| Supplied material |
[BEGIN]

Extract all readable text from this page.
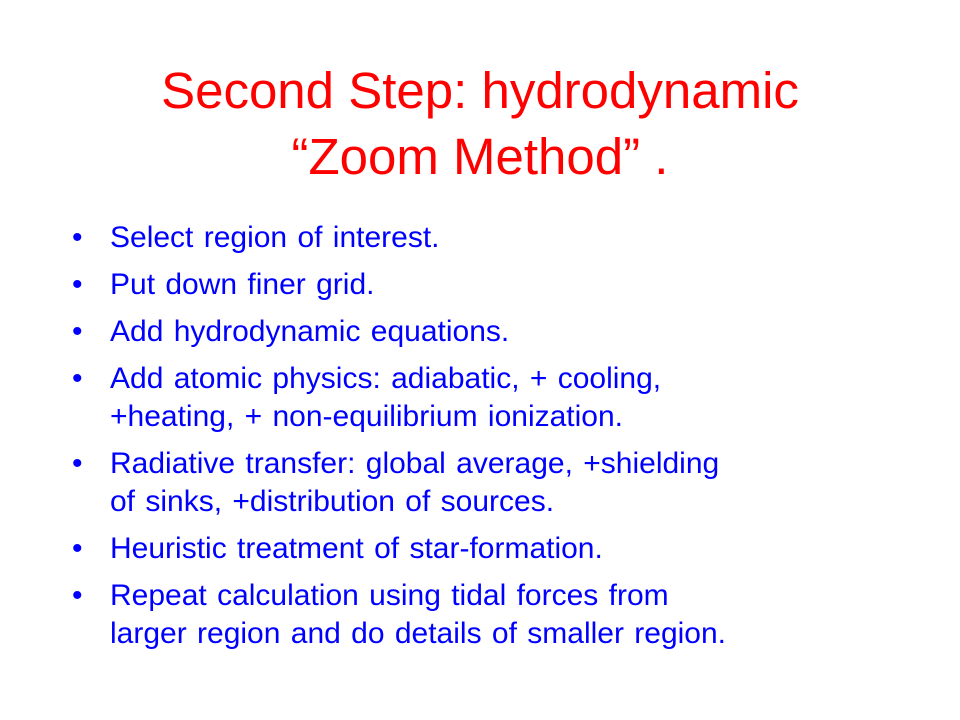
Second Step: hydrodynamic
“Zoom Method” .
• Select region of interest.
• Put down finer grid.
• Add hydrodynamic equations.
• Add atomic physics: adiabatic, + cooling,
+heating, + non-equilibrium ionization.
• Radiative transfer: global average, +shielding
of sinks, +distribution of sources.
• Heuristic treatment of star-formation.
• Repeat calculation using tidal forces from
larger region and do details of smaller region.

[END]
[BEGIN]

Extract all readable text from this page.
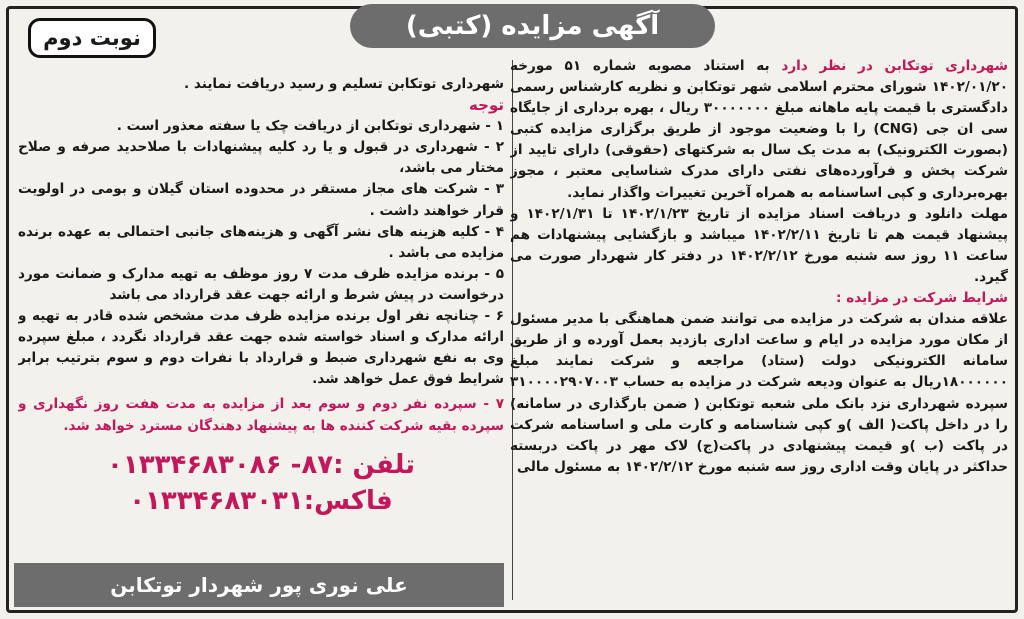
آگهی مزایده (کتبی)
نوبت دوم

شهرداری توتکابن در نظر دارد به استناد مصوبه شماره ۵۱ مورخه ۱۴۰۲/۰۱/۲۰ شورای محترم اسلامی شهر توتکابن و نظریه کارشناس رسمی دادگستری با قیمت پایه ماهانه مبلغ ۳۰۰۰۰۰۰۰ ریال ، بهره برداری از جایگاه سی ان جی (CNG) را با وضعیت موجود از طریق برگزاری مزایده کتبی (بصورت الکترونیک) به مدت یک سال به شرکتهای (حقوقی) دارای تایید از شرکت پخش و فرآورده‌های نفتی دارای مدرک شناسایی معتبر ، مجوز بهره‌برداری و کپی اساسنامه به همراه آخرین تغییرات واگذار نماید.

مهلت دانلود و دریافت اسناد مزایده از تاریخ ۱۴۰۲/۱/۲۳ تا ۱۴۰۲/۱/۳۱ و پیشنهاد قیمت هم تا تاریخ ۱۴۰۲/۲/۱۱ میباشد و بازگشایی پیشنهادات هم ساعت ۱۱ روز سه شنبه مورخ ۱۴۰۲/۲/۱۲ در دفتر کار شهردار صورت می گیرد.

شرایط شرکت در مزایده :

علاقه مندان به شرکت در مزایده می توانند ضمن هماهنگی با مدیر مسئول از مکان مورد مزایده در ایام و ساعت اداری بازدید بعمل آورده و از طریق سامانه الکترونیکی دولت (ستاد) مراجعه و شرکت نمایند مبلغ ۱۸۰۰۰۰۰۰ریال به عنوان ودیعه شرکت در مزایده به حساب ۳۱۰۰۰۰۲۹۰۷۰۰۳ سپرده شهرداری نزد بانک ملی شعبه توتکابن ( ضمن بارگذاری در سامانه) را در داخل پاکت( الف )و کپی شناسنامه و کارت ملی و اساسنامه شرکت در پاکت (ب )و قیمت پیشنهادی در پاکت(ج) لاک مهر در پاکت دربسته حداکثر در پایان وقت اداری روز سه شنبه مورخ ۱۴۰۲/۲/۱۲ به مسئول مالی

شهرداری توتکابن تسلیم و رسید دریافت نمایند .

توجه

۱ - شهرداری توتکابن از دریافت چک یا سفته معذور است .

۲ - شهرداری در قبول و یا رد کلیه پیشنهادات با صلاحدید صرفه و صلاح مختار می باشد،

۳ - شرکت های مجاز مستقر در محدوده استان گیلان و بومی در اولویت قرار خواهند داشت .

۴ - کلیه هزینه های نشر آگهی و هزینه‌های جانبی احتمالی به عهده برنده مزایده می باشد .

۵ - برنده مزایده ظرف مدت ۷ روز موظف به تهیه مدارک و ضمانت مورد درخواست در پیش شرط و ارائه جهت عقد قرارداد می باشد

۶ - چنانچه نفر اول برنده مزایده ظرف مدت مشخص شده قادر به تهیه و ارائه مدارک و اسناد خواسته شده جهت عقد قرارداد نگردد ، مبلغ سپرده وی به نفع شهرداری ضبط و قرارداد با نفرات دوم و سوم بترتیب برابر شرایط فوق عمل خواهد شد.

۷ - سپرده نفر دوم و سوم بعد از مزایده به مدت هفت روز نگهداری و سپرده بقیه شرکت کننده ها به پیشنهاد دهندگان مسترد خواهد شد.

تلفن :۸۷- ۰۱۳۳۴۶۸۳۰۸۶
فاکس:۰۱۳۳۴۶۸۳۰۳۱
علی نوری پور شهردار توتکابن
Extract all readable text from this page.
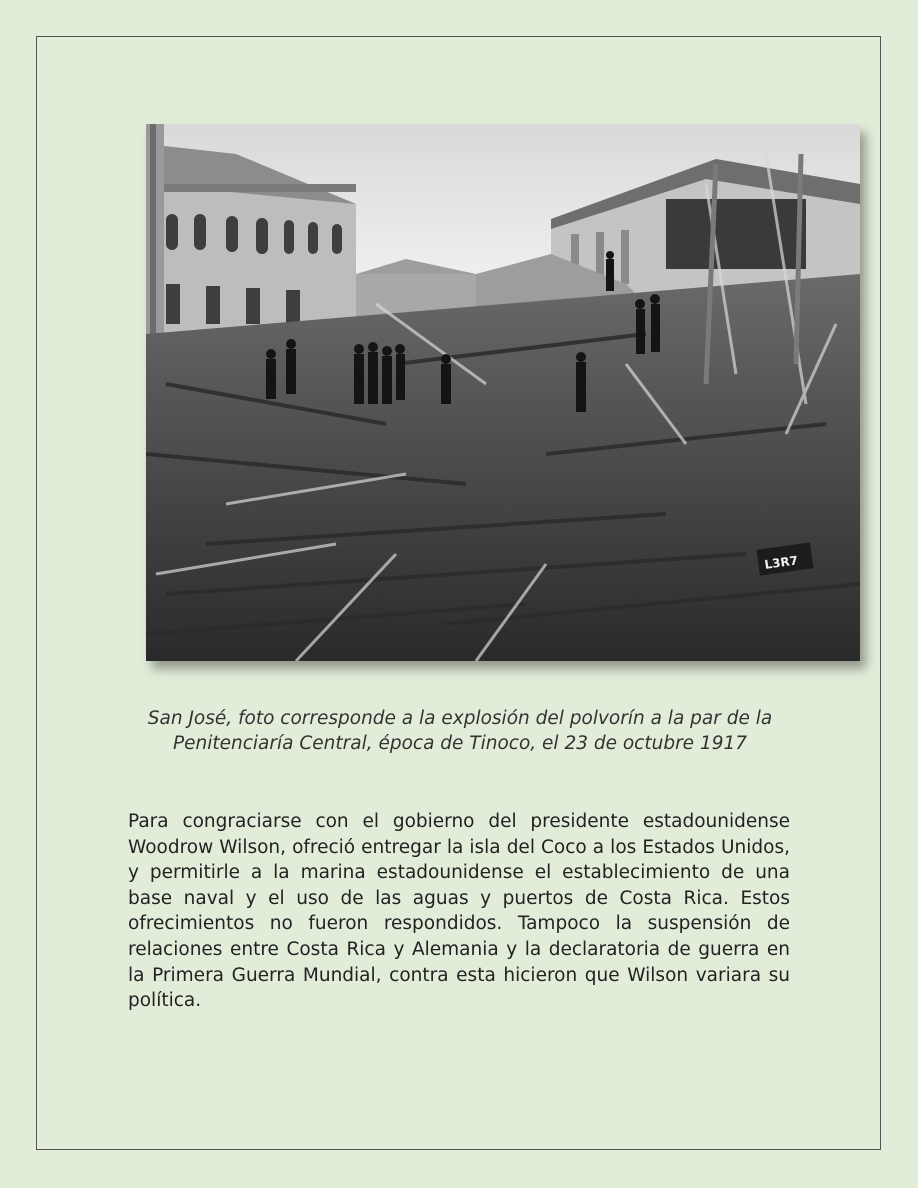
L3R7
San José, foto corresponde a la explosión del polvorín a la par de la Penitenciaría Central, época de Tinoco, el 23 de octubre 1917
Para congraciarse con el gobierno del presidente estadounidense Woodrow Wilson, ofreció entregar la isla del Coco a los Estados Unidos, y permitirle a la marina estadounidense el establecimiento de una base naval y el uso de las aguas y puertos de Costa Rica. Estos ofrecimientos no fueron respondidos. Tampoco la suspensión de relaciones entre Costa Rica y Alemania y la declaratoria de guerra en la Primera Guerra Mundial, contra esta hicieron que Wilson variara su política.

[END]

| Task to complete |
Pick out the lines that have the word "تهیه". Copy them all.

| Finished answer |
۵ - برنده مزایده ظرف مدت ۷ روز موظف به تهیه مدارک و ضمانت مورد درخواست در پیش شرط و ارائه جهت عقد قرارداد می باشد
۶ - چنانچه نفر اول برنده مزایده ظرف مدت مشخص شده قادر به تهیه و ارائه مدارک و اسناد خواسته شده جهت عقد قرارداد نگردد ، مبلغ سپرده وی به نفع شهرداری ضبط و قرارداد با نفرات دوم و سوم بترتیب برابر شرایط فوق عمل خواهد شد.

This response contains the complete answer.